## Stored records
"""

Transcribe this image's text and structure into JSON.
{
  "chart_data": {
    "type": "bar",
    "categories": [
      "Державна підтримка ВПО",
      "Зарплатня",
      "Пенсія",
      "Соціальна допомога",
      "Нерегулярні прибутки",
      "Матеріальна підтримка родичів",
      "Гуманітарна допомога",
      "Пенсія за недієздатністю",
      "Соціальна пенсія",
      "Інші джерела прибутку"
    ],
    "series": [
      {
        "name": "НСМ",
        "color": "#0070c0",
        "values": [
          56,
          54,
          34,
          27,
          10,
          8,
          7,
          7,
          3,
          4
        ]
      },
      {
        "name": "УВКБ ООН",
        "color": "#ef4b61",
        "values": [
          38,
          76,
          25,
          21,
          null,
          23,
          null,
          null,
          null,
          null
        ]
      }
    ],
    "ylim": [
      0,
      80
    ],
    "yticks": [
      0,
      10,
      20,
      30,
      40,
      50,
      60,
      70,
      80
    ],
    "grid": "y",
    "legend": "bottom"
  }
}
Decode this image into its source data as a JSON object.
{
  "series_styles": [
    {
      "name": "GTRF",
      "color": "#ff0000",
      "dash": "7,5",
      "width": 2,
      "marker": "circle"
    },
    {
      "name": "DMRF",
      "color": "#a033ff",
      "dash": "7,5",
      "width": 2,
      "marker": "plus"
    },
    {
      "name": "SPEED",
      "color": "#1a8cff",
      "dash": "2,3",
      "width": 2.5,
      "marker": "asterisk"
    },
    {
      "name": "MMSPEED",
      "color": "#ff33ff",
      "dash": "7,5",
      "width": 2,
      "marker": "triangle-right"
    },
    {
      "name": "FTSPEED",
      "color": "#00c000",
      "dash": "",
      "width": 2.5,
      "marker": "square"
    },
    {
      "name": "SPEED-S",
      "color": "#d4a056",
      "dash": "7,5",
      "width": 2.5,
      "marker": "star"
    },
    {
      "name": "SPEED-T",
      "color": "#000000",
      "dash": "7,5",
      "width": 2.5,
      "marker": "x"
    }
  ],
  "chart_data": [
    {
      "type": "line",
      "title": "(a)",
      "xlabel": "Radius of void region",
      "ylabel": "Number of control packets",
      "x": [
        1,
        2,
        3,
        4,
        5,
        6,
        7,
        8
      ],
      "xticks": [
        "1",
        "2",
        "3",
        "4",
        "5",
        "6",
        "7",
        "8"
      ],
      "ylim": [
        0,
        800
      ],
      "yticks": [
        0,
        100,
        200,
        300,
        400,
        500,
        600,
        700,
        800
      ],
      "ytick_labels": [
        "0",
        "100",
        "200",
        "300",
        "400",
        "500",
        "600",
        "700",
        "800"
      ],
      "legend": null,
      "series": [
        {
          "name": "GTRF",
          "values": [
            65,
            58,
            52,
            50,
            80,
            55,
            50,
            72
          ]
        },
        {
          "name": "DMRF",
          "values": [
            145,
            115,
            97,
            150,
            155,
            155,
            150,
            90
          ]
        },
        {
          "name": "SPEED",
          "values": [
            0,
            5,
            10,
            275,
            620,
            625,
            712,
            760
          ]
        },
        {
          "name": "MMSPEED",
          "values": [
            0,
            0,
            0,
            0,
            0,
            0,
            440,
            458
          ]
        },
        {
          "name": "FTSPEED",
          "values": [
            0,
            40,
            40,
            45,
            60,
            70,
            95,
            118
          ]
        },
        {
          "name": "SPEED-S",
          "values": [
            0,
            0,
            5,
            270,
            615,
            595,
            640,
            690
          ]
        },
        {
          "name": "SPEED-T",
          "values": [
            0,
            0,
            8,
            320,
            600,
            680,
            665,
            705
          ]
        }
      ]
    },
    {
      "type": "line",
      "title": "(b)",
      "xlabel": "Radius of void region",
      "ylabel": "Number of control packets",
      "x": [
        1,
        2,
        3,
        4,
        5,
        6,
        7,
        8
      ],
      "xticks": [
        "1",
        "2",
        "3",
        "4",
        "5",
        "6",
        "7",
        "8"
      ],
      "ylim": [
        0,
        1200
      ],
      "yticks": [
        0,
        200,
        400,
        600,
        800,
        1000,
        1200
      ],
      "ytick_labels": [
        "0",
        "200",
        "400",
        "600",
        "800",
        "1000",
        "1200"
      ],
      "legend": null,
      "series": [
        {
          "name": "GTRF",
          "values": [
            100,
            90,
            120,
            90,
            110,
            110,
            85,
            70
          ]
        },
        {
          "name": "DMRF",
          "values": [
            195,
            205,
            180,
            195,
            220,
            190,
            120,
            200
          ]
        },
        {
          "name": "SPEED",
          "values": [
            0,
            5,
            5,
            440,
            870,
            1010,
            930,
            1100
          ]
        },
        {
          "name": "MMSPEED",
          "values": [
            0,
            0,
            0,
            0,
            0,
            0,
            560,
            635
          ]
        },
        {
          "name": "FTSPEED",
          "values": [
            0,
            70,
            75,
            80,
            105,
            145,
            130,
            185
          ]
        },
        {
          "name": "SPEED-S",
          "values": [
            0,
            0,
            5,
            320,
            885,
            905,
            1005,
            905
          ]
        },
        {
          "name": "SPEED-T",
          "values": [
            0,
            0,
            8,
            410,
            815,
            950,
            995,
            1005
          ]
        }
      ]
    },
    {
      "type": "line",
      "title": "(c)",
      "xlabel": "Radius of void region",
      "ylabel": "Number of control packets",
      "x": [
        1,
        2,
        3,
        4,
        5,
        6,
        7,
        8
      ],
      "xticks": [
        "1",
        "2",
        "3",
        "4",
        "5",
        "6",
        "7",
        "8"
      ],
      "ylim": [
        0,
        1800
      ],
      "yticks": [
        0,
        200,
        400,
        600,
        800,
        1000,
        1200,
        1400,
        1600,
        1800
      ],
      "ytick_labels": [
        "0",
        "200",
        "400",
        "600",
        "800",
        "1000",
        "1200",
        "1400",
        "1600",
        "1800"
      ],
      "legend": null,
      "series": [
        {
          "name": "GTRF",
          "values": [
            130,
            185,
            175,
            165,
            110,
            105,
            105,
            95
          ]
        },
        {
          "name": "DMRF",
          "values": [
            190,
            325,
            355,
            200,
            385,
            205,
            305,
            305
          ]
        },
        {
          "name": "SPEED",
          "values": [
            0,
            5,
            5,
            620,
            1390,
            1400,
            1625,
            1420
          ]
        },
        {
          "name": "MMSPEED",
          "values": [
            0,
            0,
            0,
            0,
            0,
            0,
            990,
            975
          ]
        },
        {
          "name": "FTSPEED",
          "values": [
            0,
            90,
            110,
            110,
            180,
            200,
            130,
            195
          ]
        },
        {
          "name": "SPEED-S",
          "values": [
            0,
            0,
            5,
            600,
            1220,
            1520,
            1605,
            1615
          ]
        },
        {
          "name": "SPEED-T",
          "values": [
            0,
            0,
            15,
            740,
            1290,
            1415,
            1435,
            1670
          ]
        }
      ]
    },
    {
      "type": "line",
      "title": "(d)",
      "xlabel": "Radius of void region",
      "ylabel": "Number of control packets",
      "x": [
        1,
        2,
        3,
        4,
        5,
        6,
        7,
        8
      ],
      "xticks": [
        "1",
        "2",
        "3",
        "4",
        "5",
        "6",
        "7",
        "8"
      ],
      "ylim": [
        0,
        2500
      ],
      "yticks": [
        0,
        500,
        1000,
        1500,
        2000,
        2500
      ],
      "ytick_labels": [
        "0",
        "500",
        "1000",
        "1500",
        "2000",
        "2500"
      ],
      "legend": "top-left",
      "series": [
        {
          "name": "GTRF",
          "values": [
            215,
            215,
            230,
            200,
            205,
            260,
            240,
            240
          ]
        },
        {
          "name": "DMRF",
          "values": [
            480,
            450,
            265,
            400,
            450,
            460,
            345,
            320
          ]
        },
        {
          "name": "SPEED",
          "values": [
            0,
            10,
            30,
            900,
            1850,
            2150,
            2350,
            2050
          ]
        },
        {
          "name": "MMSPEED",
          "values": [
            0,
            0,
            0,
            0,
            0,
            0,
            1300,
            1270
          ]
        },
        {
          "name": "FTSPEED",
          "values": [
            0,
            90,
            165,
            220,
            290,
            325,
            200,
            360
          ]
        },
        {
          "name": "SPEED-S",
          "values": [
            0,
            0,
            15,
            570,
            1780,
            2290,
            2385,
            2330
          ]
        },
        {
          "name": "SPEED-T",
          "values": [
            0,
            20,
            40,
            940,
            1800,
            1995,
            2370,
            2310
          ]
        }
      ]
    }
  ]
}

"""

## Instructions for the task
Pull out each line of the entries that contains "допомога".

## Full answer
      "Соціальна допомога",
      "Гуманітарна допомога",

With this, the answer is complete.